Items from a figure collection -
_ _ _ _ _

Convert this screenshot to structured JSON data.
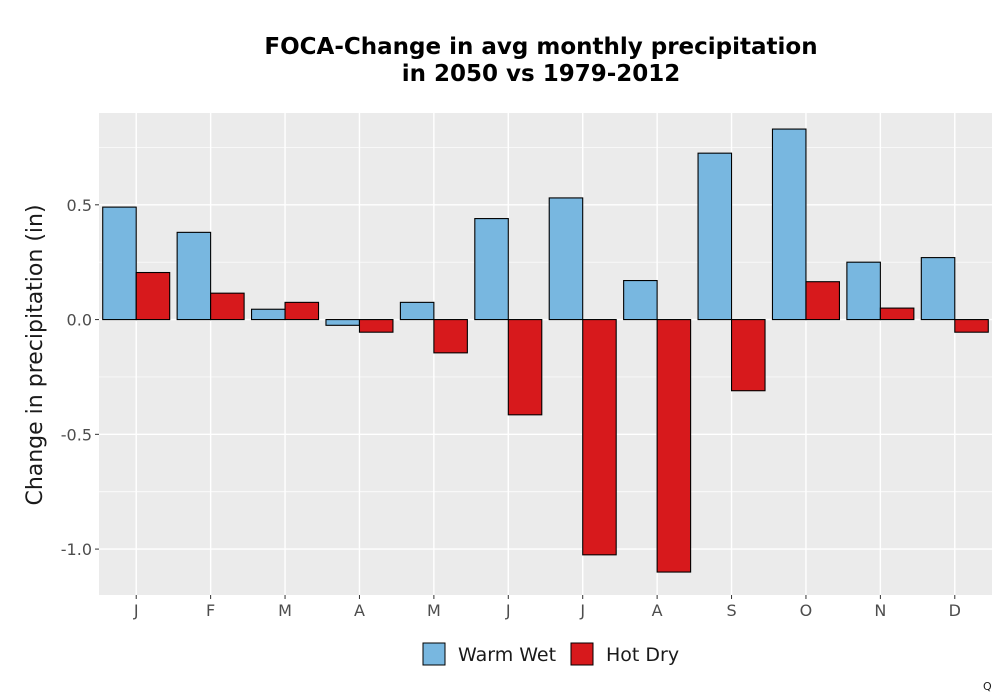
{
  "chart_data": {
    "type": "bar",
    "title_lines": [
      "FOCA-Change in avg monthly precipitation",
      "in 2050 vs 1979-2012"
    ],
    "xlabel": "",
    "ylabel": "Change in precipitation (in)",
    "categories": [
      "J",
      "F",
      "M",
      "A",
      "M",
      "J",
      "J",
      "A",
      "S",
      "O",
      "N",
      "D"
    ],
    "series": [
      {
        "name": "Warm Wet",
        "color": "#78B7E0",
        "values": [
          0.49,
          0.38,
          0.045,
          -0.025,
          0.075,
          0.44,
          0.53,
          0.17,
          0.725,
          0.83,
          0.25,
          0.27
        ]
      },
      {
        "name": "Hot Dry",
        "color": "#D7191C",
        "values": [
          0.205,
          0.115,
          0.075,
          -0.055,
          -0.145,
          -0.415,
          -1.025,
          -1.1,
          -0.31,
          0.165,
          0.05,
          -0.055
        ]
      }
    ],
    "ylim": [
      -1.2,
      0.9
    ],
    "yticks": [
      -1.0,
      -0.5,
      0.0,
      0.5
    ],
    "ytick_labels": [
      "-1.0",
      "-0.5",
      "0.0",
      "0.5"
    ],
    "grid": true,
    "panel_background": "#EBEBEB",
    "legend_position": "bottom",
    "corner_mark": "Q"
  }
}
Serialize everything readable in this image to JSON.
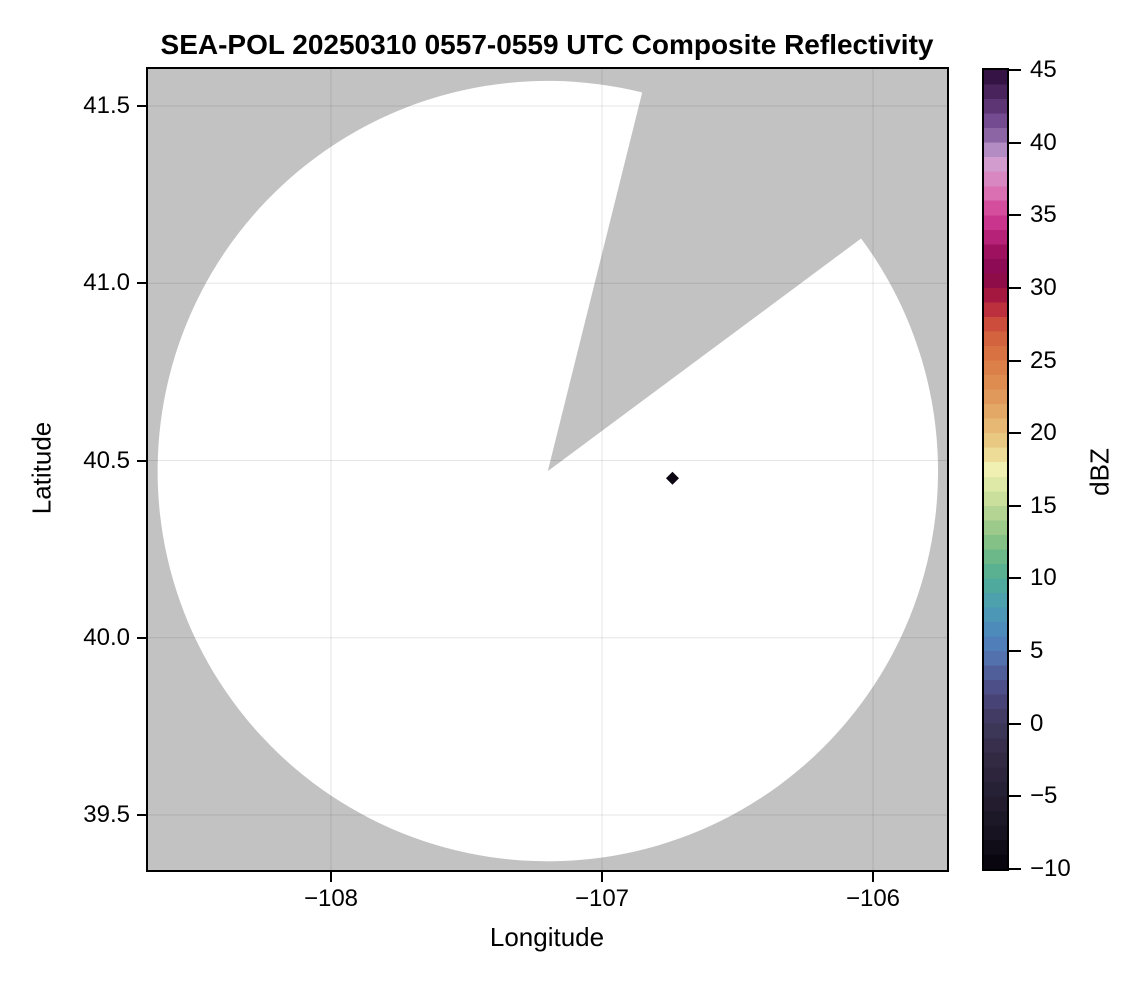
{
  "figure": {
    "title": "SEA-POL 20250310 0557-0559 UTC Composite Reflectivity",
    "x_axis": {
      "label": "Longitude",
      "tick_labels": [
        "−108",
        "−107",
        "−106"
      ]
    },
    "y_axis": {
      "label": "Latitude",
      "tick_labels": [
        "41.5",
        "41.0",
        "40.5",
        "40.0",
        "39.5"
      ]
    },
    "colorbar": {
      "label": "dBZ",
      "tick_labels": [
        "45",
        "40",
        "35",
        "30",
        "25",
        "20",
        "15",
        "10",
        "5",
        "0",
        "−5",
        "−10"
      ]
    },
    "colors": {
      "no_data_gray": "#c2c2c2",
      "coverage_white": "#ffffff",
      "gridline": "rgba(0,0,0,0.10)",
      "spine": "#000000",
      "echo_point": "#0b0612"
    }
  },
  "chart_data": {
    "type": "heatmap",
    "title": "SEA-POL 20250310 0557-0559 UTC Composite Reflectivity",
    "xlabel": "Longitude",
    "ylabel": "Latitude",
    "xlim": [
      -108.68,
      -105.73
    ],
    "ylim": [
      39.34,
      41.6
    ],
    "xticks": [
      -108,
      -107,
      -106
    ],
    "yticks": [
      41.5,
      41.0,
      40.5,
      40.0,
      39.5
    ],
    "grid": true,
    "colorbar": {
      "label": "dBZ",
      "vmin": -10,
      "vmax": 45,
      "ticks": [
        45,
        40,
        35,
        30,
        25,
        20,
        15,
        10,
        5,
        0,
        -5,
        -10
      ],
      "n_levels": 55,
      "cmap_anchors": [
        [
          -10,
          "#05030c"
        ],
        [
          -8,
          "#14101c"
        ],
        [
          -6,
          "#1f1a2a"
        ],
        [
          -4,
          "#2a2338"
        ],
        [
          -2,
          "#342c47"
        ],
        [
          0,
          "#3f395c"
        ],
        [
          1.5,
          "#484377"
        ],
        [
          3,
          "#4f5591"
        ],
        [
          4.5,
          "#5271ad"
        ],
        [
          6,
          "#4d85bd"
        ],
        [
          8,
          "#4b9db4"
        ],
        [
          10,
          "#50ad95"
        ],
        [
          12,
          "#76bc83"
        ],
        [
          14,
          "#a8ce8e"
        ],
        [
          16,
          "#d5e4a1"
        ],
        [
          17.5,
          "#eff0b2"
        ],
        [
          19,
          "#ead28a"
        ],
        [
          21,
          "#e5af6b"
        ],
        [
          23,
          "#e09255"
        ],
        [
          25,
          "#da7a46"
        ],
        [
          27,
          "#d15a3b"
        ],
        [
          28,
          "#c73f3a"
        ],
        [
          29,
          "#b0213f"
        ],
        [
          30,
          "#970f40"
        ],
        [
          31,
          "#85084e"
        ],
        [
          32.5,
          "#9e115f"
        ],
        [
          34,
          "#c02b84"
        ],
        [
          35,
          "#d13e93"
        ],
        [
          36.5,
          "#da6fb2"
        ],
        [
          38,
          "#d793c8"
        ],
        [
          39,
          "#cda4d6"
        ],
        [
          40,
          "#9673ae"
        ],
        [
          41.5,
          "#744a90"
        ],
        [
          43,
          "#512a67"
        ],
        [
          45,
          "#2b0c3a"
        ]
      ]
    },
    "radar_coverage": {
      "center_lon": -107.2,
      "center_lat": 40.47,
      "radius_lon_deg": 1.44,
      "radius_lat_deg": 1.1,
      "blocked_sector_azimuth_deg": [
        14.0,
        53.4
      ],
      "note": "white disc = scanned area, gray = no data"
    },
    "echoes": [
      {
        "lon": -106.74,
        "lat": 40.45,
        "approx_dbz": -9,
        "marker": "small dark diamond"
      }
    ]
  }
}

_ _ _ _ _

REQUEST - Print the whole listing above once more, word for word, without its pictures.

WRITTEN ANSWER -
Convert this screenshot to structured JSON data.
{
  "chart_data": {
    "type": "bar",
    "title_lines": [
      "FOCA-Change in avg monthly precipitation",
      "in 2050 vs 1979-2012"
    ],
    "xlabel": "",
    "ylabel": "Change in precipitation (in)",
    "categories": [
      "J",
      "F",
      "M",
      "A",
      "M",
      "J",
      "J",
      "A",
      "S",
      "O",
      "N",
      "D"
    ],
    "series": [
      {
        "name": "Warm Wet",
        "color": "#78B7E0",
        "values": [
          0.49,
          0.38,
          0.045,
          -0.025,
          0.075,
          0.44,
          0.53,
          0.17,
          0.725,
          0.83,
          0.25,
          0.27
        ]
      },
      {
        "name": "Hot Dry",
        "color": "#D7191C",
        "values": [
          0.205,
          0.115,
          0.075,
          -0.055,
          -0.145,
          -0.415,
          -1.025,
          -1.1,
          -0.31,
          0.165,
          0.05,
          -0.055
        ]
      }
    ],
    "ylim": [
      -1.2,
      0.9
    ],
    "yticks": [
      -1.0,
      -0.5,
      0.0,
      0.5
    ],
    "ytick_labels": [
      "-1.0",
      "-0.5",
      "0.0",
      "0.5"
    ],
    "grid": true,
    "panel_background": "#EBEBEB",
    "legend_position": "bottom",
    "corner_mark": "Q"
  }
}
Serialize everything readable in this image to JSON.
{
  "figure": {
    "title": "SEA-POL 20250310 0557-0559 UTC Composite Reflectivity",
    "x_axis": {
      "label": "Longitude",
      "tick_labels": [
        "−108",
        "−107",
        "−106"
      ]
    },
    "y_axis": {
      "label": "Latitude",
      "tick_labels": [
        "41.5",
        "41.0",
        "40.5",
        "40.0",
        "39.5"
      ]
    },
    "colorbar": {
      "label": "dBZ",
      "tick_labels": [
        "45",
        "40",
        "35",
        "30",
        "25",
        "20",
        "15",
        "10",
        "5",
        "0",
        "−5",
        "−10"
      ]
    },
    "colors": {
      "no_data_gray": "#c2c2c2",
      "coverage_white": "#ffffff",
      "gridline": "rgba(0,0,0,0.10)",
      "spine": "#000000",
      "echo_point": "#0b0612"
    }
  },
  "chart_data": {
    "type": "heatmap",
    "title": "SEA-POL 20250310 0557-0559 UTC Composite Reflectivity",
    "xlabel": "Longitude",
    "ylabel": "Latitude",
    "xlim": [
      -108.68,
      -105.73
    ],
    "ylim": [
      39.34,
      41.6
    ],
    "xticks": [
      -108,
      -107,
      -106
    ],
    "yticks": [
      41.5,
      41.0,
      40.5,
      40.0,
      39.5
    ],
    "grid": true,
    "colorbar": {
      "label": "dBZ",
      "vmin": -10,
      "vmax": 45,
      "ticks": [
        45,
        40,
        35,
        30,
        25,
        20,
        15,
        10,
        5,
        0,
        -5,
        -10
      ],
      "n_levels": 55,
      "cmap_anchors": [
        [
          -10,
          "#05030c"
        ],
        [
          -8,
          "#14101c"
        ],
        [
          -6,
          "#1f1a2a"
        ],
        [
          -4,
          "#2a2338"
        ],
        [
          -2,
          "#342c47"
        ],
        [
          0,
          "#3f395c"
        ],
        [
          1.5,
          "#484377"
        ],
        [
          3,
          "#4f5591"
        ],
        [
          4.5,
          "#5271ad"
        ],
        [
          6,
          "#4d85bd"
        ],
        [
          8,
          "#4b9db4"
        ],
        [
          10,
          "#50ad95"
        ],
        [
          12,
          "#76bc83"
        ],
        [
          14,
          "#a8ce8e"
        ],
        [
          16,
          "#d5e4a1"
        ],
        [
          17.5,
          "#eff0b2"
        ],
        [
          19,
          "#ead28a"
        ],
        [
          21,
          "#e5af6b"
        ],
        [
          23,
          "#e09255"
        ],
        [
          25,
          "#da7a46"
        ],
        [
          27,
          "#d15a3b"
        ],
        [
          28,
          "#c73f3a"
        ],
        [
          29,
          "#b0213f"
        ],
        [
          30,
          "#970f40"
        ],
        [
          31,
          "#85084e"
        ],
        [
          32.5,
          "#9e115f"
        ],
        [
          34,
          "#c02b84"
        ],
        [
          35,
          "#d13e93"
        ],
        [
          36.5,
          "#da6fb2"
        ],
        [
          38,
          "#d793c8"
        ],
        [
          39,
          "#cda4d6"
        ],
        [
          40,
          "#9673ae"
        ],
        [
          41.5,
          "#744a90"
        ],
        [
          43,
          "#512a67"
        ],
        [
          45,
          "#2b0c3a"
        ]
      ]
    },
    "radar_coverage": {
      "center_lon": -107.2,
      "center_lat": 40.47,
      "radius_lon_deg": 1.44,
      "radius_lat_deg": 1.1,
      "blocked_sector_azimuth_deg": [
        14.0,
        53.4
      ],
      "note": "white disc = scanned area, gray = no data"
    },
    "echoes": [
      {
        "lon": -106.74,
        "lat": 40.45,
        "approx_dbz": -9,
        "marker": "small dark diamond"
      }
    ]
  }
}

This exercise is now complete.